▶ _SET EXERCISE_
From the records below, extract all the text exactly and leave the images behind.

▶ _EXTRACTED ENTRIES_
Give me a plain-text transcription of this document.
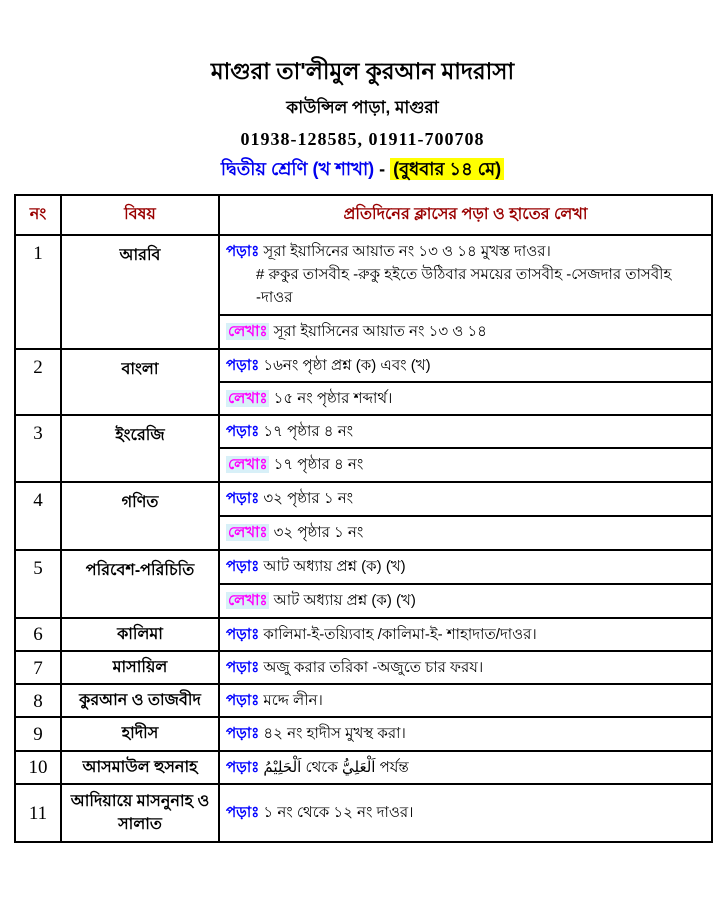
মাগুরা তা'লীমুল কুরআন মাদরাসা
কাউন্সিল পাড়া, মাগুরা
01938-128585, 01911-700708
দ্বিতীয় শ্রেণি (খ শাখা) - (বুধবার ১৪ মে)
নং	বিষয়	প্রতিদিনের ক্লাসের পড়া ও হাতের লেখা
1	আরবি	পড়াঃ সূরা ইয়াসিনের আয়াত নং ১৩ ও ১৪ মুখস্ত দাওর।
# রুকুর তাসবীহ -রুকু হইতে উঠিবার সময়ের তাসবীহ -সেজদার তাসবীহ -দাওর

		লেখাঃ সূরা ইয়াসিনের আয়াত নং ১৩ ও ১৪
2	বাংলা	পড়াঃ ১৬নং পৃষ্ঠা প্রশ্ন (ক) এবং (খ)
		লেখাঃ ১৫ নং পৃষ্ঠার শব্দার্থ।
3	ইংরেজি	পড়াঃ ১৭ পৃষ্ঠার ৪ নং
		লেখাঃ ১৭ পৃষ্ঠার ৪ নং
4	গণিত	পড়াঃ ৩২ পৃষ্ঠার ১ নং
		লেখাঃ ৩২ পৃষ্ঠার ১ নং
5	পরিবেশ-পরিচিতি	পড়াঃ আট অধ্যায় প্রশ্ন (ক) (খ)
		লেখাঃ আট অধ্যায় প্রশ্ন (ক) (খ)
6	কালিমা	পড়াঃ কালিমা-ই-তয়্যিবাহ /কালিমা-ই- শাহাদাত/দাওর।
7	মাসায়িল	পড়াঃ অজু করার তরিকা -অজুতে চার ফরয।
8	কুরআন ও তাজবীদ	পড়াঃ মদ্দে লীন।
9	হাদীস	পড়াঃ ৪২ নং হাদীস মুখস্থ করা।
10	আসমাউল হুসনাহ	পড়াঃ اَلْحَلِيْمُ থেকে اَلْعَلِيُّ পর্যন্ত
11	আদিয়ায়ে মাসনুনাহ ও সালাত	পড়াঃ ১ নং থেকে ১২ নং দাওর।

▶ _SOLUTION_
Give me a plain-text transcription of this document.
মাগুরা তা'লীমুল কুরআন মাদরাসা
কাউন্সিল পাড়া, মাগুরা
01938-128585, 01911-700708
দ্বিতীয় শ্রেণি (খ শাখা) - (বুধবার ১৪ মে)
নং	বিষয়	প্রতিদিনের ক্লাসের পড়া ও হাতের লেখা
1	আরবি	পড়াঃ সূরা ইয়াসিনের আয়াত নং ১৩ ও ১৪ মুখস্ত দাওর।
# রুকুর তাসবীহ -রুকু হইতে উঠিবার সময়ের তাসবীহ -সেজদার তাসবীহ -দাওর

		লেখাঃ সূরা ইয়াসিনের আয়াত নং ১৩ ও ১৪
2	বাংলা	পড়াঃ ১৬নং পৃষ্ঠা প্রশ্ন (ক) এবং (খ)
		লেখাঃ ১৫ নং পৃষ্ঠার শব্দার্থ।
3	ইংরেজি	পড়াঃ ১৭ পৃষ্ঠার ৪ নং
		লেখাঃ ১৭ পৃষ্ঠার ৪ নং
4	গণিত	পড়াঃ ৩২ পৃষ্ঠার ১ নং
		লেখাঃ ৩২ পৃষ্ঠার ১ নং
5	পরিবেশ-পরিচিতি	পড়াঃ আট অধ্যায় প্রশ্ন (ক) (খ)
		লেখাঃ আট অধ্যায় প্রশ্ন (ক) (খ)
6	কালিমা	পড়াঃ কালিমা-ই-তয়্যিবাহ /কালিমা-ই- শাহাদাত/দাওর।
7	মাসায়িল	পড়াঃ অজু করার তরিকা -অজুতে চার ফরয।
8	কুরআন ও তাজবীদ	পড়াঃ মদ্দে লীন।
9	হাদীস	পড়াঃ ৪২ নং হাদীস মুখস্থ করা।
10	আসমাউল হুসনাহ	পড়াঃ اَلْحَلِيْمُ থেকে اَلْعَلِيُّ পর্যন্ত
11	আদিয়ায়ে মাসনুনাহ ও সালাত	পড়াঃ ১ নং থেকে ১২ নং দাওর।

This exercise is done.